§ **Required work**
Extract every line of the material below and reproduce it faithfully.

-- -- --

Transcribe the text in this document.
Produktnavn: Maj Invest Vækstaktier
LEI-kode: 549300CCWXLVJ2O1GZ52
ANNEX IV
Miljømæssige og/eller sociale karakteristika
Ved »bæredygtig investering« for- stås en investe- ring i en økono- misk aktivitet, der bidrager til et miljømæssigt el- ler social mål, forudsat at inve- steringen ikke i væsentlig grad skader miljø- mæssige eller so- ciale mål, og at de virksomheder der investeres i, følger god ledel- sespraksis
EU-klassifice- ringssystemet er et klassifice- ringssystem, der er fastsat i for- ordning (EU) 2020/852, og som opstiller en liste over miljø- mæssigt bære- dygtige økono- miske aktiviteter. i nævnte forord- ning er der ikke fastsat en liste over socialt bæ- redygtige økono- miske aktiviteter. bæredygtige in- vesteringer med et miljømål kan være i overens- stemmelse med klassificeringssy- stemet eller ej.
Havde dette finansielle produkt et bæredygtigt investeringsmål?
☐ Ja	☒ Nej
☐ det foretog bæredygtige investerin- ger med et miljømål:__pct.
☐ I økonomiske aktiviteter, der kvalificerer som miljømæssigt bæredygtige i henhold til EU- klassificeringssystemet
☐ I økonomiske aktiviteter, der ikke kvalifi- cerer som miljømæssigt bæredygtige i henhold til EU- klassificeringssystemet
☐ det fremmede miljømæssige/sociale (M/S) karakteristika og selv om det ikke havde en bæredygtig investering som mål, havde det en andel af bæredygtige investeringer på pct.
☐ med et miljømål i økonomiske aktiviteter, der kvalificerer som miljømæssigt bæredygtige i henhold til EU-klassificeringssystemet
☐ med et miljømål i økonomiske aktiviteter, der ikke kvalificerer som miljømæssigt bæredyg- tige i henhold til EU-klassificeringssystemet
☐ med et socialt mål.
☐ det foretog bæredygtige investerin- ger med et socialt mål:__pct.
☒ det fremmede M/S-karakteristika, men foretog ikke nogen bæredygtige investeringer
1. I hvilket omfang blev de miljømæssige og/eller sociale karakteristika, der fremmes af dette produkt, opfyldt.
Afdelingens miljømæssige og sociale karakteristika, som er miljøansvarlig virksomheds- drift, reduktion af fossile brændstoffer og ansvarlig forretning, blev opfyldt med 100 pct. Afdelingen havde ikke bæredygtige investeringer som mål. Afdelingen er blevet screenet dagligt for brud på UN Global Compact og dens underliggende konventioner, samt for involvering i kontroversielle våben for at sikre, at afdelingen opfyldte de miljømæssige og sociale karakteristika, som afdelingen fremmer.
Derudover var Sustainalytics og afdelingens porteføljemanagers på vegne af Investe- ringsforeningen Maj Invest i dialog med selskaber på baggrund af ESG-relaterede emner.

-- -- --

§ **Problem solution**
Transcribe the text in this document.
Produktnavn: Maj Invest Vækstaktier
LEI-kode: 549300CCWXLVJ2O1GZ52
ANNEX IV
Miljømæssige og/eller sociale karakteristika
Ved »bæredygtig investering« for- stås en investe- ring i en økono- misk aktivitet, der bidrager til et miljømæssigt el- ler social mål, forudsat at inve- steringen ikke i væsentlig grad skader miljø- mæssige eller so- ciale mål, og at de virksomheder der investeres i, følger god ledel- sespraksis
EU-klassifice- ringssystemet er et klassifice- ringssystem, der er fastsat i for- ordning (EU) 2020/852, og som opstiller en liste over miljø- mæssigt bære- dygtige økono- miske aktiviteter. i nævnte forord- ning er der ikke fastsat en liste over socialt bæ- redygtige økono- miske aktiviteter. bæredygtige in- vesteringer med et miljømål kan være i overens- stemmelse med klassificeringssy- stemet eller ej.
Havde dette finansielle produkt et bæredygtigt investeringsmål?
☐ Ja	☒ Nej
☐ det foretog bæredygtige investerin- ger med et miljømål:__pct.
☐ I økonomiske aktiviteter, der kvalificerer som miljømæssigt bæredygtige i henhold til EU- klassificeringssystemet
☐ I økonomiske aktiviteter, der ikke kvalifi- cerer som miljømæssigt bæredygtige i henhold til EU- klassificeringssystemet
☐ det fremmede miljømæssige/sociale (M/S) karakteristika og selv om det ikke havde en bæredygtig investering som mål, havde det en andel af bæredygtige investeringer på pct.
☐ med et miljømål i økonomiske aktiviteter, der kvalificerer som miljømæssigt bæredygtige i henhold til EU-klassificeringssystemet
☐ med et miljømål i økonomiske aktiviteter, der ikke kvalificerer som miljømæssigt bæredyg- tige i henhold til EU-klassificeringssystemet
☐ med et socialt mål.
☐ det foretog bæredygtige investerin- ger med et socialt mål:__pct.
☒ det fremmede M/S-karakteristika, men foretog ikke nogen bæredygtige investeringer
1. I hvilket omfang blev de miljømæssige og/eller sociale karakteristika, der fremmes af dette produkt, opfyldt.
Afdelingens miljømæssige og sociale karakteristika, som er miljøansvarlig virksomheds- drift, reduktion af fossile brændstoffer og ansvarlig forretning, blev opfyldt med 100 pct. Afdelingen havde ikke bæredygtige investeringer som mål. Afdelingen er blevet screenet dagligt for brud på UN Global Compact og dens underliggende konventioner, samt for involvering i kontroversielle våben for at sikre, at afdelingen opfyldte de miljømæssige og sociale karakteristika, som afdelingen fremmer.
Derudover var Sustainalytics og afdelingens porteføljemanagers på vegne af Investe- ringsforeningen Maj Invest i dialog med selskaber på baggrund af ESG-relaterede emner.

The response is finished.